-- Start Available records --

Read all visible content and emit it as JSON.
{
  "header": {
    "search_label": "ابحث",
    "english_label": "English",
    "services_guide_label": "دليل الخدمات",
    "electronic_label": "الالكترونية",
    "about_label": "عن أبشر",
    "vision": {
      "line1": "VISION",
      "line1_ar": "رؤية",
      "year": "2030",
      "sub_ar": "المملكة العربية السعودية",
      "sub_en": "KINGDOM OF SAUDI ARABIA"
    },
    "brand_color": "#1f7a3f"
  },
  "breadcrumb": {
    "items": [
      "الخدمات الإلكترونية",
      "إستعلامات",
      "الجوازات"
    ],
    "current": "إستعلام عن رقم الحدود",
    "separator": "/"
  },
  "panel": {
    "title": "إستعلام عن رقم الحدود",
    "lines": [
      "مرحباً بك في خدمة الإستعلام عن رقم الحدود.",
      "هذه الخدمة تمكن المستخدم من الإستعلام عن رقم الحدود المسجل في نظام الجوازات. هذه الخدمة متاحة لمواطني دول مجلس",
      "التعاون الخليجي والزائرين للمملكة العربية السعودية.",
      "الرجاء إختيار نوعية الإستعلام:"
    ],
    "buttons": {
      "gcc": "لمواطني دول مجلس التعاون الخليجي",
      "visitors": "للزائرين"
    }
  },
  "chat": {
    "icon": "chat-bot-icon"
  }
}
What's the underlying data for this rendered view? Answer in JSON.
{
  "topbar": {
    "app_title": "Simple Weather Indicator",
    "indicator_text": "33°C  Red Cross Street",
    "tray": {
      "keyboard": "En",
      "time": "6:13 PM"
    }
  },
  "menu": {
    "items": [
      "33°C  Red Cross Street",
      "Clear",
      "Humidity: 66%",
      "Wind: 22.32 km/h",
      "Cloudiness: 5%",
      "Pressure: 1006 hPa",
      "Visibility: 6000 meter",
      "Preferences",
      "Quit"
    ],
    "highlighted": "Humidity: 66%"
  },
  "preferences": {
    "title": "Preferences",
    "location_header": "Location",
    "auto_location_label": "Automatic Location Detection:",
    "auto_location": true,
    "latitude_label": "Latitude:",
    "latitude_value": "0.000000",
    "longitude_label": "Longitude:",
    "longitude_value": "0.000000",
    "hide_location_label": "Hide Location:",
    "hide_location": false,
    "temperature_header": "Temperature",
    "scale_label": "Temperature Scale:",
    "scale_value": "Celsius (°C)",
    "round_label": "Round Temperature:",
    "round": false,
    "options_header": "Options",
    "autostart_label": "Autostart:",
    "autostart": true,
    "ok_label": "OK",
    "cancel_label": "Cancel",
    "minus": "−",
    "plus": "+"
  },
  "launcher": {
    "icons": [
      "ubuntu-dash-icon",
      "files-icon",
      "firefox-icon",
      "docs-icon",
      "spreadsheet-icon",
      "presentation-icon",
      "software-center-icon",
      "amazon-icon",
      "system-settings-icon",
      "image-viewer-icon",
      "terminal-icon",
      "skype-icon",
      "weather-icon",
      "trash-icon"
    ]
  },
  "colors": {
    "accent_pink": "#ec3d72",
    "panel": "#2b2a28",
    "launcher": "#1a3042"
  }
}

-- End Available records --

**Challenge:**
Tell how many lines above contain the word "الحدود". Give the number alone.

**Answer to the exercise:**
4